Authors: Justin Richards, Stephen Cole and Jacqueline Rayner
Read by: Nicholas Briggs and Camille Coduri
Publisher: BBC Audio
RRP: £35.00 (CD), £16.00 (download)
ISBN: 978 1 78753 593 0 (CD), 978 1 78753 594 7 (download)
Release Date: 02 May 2019

Nicholas Briggs and Camille Coduri are the readers of these three original stories featuring the Ninth Doctor and Rose Tyler, as played on TV by Christopher Eccleston and Billie Piper. Join the Doctor and Rose on these journeys in time and space, as they encounter faceless killers in 1920s London, get trapped in an alien prison camp, and discover something very sinister behind the latest video-game craze…

So, you may be wondering, why are box sets of Ninth Doctor audio books coming out after the Tenth Doctor ones? Well, it’s because that’s the order in which the individual releases came out. It was not until 2011 that BBC Audio (or AudioGO as it was then) went back and recorded the six novels featuring Christopher Eccleston’s Doctor, which had originally been published in 2005. The first three are brought together in this collection, and because the publisher had stopped truncating its talking books by this point, they are all unabridged, running to a total of 18 hours.

**SET TASK A:** According to the review, in what year were the six novels featuring Christopher Eccleston's Doctor originally published?

**RECORD EXTRACTS:**
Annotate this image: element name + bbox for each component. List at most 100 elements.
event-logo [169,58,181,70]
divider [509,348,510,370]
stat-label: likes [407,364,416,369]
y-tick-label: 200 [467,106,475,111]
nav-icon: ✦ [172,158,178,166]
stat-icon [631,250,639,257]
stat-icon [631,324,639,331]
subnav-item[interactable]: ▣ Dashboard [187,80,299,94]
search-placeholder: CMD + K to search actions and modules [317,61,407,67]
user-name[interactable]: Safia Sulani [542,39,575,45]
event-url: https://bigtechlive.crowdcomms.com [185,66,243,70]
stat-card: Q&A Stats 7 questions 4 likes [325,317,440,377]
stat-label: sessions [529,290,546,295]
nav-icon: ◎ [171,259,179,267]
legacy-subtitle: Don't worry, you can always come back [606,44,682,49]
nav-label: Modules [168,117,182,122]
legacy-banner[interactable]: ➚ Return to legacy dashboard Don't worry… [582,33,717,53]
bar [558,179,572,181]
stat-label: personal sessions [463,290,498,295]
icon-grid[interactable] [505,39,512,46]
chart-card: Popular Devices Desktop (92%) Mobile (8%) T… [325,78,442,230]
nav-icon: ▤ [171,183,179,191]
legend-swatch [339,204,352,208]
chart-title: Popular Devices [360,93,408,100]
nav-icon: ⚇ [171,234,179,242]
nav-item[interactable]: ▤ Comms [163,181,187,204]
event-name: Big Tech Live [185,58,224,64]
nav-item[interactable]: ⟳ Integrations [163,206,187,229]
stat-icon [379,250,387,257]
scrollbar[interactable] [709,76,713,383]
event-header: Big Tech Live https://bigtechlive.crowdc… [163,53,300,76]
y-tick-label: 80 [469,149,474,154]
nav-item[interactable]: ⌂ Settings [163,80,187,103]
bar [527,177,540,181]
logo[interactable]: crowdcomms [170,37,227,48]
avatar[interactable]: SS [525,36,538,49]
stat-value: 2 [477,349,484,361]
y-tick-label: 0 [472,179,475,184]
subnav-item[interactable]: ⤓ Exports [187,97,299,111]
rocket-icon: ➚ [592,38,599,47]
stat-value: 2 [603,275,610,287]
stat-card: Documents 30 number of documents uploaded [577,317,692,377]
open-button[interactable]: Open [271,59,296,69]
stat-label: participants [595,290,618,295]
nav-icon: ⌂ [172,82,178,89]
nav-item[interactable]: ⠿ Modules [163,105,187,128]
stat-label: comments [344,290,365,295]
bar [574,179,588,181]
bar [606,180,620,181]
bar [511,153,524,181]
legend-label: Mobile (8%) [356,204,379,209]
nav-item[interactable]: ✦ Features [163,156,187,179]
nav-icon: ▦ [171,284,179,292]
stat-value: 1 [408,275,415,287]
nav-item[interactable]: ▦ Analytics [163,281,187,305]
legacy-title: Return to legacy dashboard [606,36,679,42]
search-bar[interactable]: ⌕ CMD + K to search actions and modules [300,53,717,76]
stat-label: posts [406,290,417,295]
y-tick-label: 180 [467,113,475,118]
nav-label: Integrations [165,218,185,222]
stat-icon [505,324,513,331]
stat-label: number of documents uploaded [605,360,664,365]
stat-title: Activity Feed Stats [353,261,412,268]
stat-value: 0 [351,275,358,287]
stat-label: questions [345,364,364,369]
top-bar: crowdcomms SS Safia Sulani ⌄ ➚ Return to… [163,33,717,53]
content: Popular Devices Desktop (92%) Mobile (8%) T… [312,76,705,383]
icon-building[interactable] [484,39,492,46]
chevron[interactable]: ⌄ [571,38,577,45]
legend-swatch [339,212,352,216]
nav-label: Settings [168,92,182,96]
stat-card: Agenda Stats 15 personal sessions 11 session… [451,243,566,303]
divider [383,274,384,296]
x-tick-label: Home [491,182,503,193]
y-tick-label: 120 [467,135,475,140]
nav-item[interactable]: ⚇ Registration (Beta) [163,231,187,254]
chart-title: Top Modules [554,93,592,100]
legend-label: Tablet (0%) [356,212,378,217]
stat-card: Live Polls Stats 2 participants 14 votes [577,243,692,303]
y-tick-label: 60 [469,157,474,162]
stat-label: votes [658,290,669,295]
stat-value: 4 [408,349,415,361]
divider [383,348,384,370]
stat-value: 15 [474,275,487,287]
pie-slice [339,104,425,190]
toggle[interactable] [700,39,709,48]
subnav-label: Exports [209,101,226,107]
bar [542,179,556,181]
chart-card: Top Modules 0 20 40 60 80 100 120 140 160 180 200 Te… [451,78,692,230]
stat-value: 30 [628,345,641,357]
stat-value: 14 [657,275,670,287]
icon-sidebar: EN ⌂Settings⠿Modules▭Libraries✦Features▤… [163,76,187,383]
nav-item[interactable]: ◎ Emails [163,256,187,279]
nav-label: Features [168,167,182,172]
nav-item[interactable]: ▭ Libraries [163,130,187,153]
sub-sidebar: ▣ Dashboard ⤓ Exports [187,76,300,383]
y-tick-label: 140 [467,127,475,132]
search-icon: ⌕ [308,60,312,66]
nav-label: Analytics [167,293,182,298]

**SET TASK B:** Reproduce the records word for word, from their first line through the line containing "stat-icon [631,324,639,331]".

**CORRECT RESULT A:** 2005

**CORRECT RESULT B:**
Annotate this image: element name + bbox for each component. List at most 100 elements.
event-logo [169,58,181,70]
divider [509,348,510,370]
stat-label: likes [407,364,416,369]
y-tick-label: 200 [467,106,475,111]
nav-icon: ✦ [172,158,178,166]
stat-icon [631,250,639,257]
stat-icon [631,324,639,331]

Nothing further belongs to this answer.